══ Supplied text

The Bronze Age Vatya community lived in an area which we now regard as Hungary. This was an important trading place with the mighty Danube making travel and commerce possible.
Excavations of Bronze Age burials conducted by a team led by Claudio Cavazzuti from the University of Bologna, Italy, and Durham University, UK, are revealing more about the lives – and deaths of the people who lived in this region.
The burials are partly cremated but from these remains and using new techniques archaeologists can now tell a lot more about this community.
One ancient grave urn is producing a huge amount of information about one woman and the baby twins she was found with.

People of the Vatya culture that flourished during the Hungarian Early and Middle Bronze Ages (approximately 2200-1450 BCE) customarily cremated the deceased–making the human remains difficult to analyze from a bioarchaeological perspective. In this study, the authors used new osteological sampling strategies to learn more about the people buried in the urnfield cemetery at Szigetszentmiklós-Ürgehegy, one of the largest Middle Bronze Age urn cemeteries in Central Hungary.
Cavazzuti and colleagues analyzed human tissues from 29 graves (three whole burials, or inhumations, and 26 urn cremations) and applied strontium isotope comparison techniques to test if sampled individuals were local to the geographic area.
For the majority of sampled graves, each contained the remains of a single individual and simple grave goods made of ceramic or bronze; however, gravesite 241 was of special interest: this grave contained an urn with the cremated remains of an adult woman and two fetuses, buried alongside prestigious grave goods including a golden hair-ring, a bronze neck-ring, and two bone hairpin ornaments.
Though the three inhumed individuals were poorly preserved, the team were able to confirm these had been adults, though they couldn’t determine the sex.
Of the 26 cremated individuals, seven appeared to be adult males, 11 adult females, and two appeared to be adults whose sex couldn’t be determined.
They also identified children’s remains: two individuals likely 5-10 years of age, and four individuals ranging from 2-5 years of age–the youngest present aside from the twin fetuses buried with the adult woman in grave 241, which were approximately 28-32 gestational weeks of age.

════
══ Supplied material

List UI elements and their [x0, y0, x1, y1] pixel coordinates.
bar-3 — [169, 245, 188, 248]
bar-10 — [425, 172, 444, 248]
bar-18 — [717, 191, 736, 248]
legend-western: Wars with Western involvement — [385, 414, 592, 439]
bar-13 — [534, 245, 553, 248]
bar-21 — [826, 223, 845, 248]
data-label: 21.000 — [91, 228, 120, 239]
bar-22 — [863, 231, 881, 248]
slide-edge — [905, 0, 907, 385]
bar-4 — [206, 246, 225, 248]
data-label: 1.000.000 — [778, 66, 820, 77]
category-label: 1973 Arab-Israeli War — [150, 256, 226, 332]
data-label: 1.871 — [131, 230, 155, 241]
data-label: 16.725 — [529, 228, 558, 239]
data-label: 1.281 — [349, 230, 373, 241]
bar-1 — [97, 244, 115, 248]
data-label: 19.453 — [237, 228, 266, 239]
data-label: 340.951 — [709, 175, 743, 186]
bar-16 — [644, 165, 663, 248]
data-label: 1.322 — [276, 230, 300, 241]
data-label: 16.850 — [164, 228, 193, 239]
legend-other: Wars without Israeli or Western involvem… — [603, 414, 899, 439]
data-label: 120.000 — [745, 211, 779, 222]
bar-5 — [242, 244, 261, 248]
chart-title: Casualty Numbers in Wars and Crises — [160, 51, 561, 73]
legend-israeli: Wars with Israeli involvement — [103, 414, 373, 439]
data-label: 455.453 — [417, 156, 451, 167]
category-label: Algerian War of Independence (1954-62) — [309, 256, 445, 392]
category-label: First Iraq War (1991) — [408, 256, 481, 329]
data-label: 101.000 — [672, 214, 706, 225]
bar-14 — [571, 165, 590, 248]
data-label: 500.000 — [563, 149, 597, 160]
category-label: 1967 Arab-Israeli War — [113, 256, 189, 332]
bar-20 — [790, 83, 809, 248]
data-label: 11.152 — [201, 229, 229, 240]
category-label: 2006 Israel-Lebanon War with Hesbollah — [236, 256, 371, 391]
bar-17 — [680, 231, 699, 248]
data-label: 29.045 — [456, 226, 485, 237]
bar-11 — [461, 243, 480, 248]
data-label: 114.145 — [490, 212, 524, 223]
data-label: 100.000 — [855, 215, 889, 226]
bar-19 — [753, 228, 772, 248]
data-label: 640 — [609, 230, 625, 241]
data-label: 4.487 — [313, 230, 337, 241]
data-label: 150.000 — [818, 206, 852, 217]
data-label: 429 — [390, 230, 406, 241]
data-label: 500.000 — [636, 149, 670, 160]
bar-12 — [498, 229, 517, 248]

════

• **Goals**:
[A] List the grave goods that the text on the Vatya burials says were buried with the adult woman and two fetuses in grave 241.
[B] Please transcribe the entries from their first line up to and including the line with "bar-20 — [790, 83, 809, 248]".

• **Responses by task**:
[A]
- a golden hair-ring
- a bronze neck-ring
- two bone hairpin ornaments

[B]
List UI elements and their [x0, y0, x1, y1] pixel coordinates.
bar-3 — [169, 245, 188, 248]
bar-10 — [425, 172, 444, 248]
bar-18 — [717, 191, 736, 248]
legend-western: Wars with Western involvement — [385, 414, 592, 439]
bar-13 — [534, 245, 553, 248]
bar-21 — [826, 223, 845, 248]
data-label: 21.000 — [91, 228, 120, 239]
bar-22 — [863, 231, 881, 248]
slide-edge — [905, 0, 907, 385]
bar-4 — [206, 246, 225, 248]
data-label: 1.000.000 — [778, 66, 820, 77]
category-label: 1973 Arab-Israeli War — [150, 256, 226, 332]
data-label: 1.871 — [131, 230, 155, 241]
data-label: 16.725 — [529, 228, 558, 239]
data-label: 1.281 — [349, 230, 373, 241]
bar-1 — [97, 244, 115, 248]
data-label: 19.453 — [237, 228, 266, 239]
data-label: 340.951 — [709, 175, 743, 186]
bar-16 — [644, 165, 663, 248]
data-label: 1.322 — [276, 230, 300, 241]
data-label: 16.850 — [164, 228, 193, 239]
legend-other: Wars without Israeli or Western involvem… — [603, 414, 899, 439]
data-label: 120.000 — [745, 211, 779, 222]
bar-5 — [242, 244, 261, 248]
chart-title: Casualty Numbers in Wars and Crises — [160, 51, 561, 73]
legend-israeli: Wars with Israeli involvement — [103, 414, 373, 439]
data-label: 455.453 — [417, 156, 451, 167]
category-label: Algerian War of Independence (1954-62) — [309, 256, 445, 392]
category-label: First Iraq War (1991) — [408, 256, 481, 329]
data-label: 101.000 — [672, 214, 706, 225]
bar-14 — [571, 165, 590, 248]
data-label: 500.000 — [563, 149, 597, 160]
category-label: 1967 Arab-Israeli War — [113, 256, 189, 332]
bar-20 — [790, 83, 809, 248]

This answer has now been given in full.